▶ [Instructions for the task]: The records that follow must be reproduced in full, exactly as written.

━━━

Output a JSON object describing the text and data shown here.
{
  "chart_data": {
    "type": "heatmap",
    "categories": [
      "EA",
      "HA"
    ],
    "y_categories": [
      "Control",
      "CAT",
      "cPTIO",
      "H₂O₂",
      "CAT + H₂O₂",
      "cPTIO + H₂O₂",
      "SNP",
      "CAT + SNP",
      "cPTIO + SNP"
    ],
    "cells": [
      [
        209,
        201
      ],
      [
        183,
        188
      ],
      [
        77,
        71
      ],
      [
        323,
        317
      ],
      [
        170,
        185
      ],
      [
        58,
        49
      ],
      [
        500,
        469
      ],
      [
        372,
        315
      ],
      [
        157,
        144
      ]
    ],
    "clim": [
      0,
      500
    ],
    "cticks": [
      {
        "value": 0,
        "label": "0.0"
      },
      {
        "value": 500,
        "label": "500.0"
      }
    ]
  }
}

━━━

▶ [Exercise answer]:
Output a JSON object describing the text and data shown here.
{
  "chart_data": {
    "type": "heatmap",
    "categories": [
      "EA",
      "HA"
    ],
    "y_categories": [
      "Control",
      "CAT",
      "cPTIO",
      "H₂O₂",
      "CAT + H₂O₂",
      "cPTIO + H₂O₂",
      "SNP",
      "CAT + SNP",
      "cPTIO + SNP"
    ],
    "cells": [
      [
        209,
        201
      ],
      [
        183,
        188
      ],
      [
        77,
        71
      ],
      [
        323,
        317
      ],
      [
        170,
        185
      ],
      [
        58,
        49
      ],
      [
        500,
        469
      ],
      [
        372,
        315
      ],
      [
        157,
        144
      ]
    ],
    "clim": [
      0,
      500
    ],
    "cticks": [
      {
        "value": 0,
        "label": "0.0"
      },
      {
        "value": 500,
        "label": "500.0"
      }
    ]
  }
}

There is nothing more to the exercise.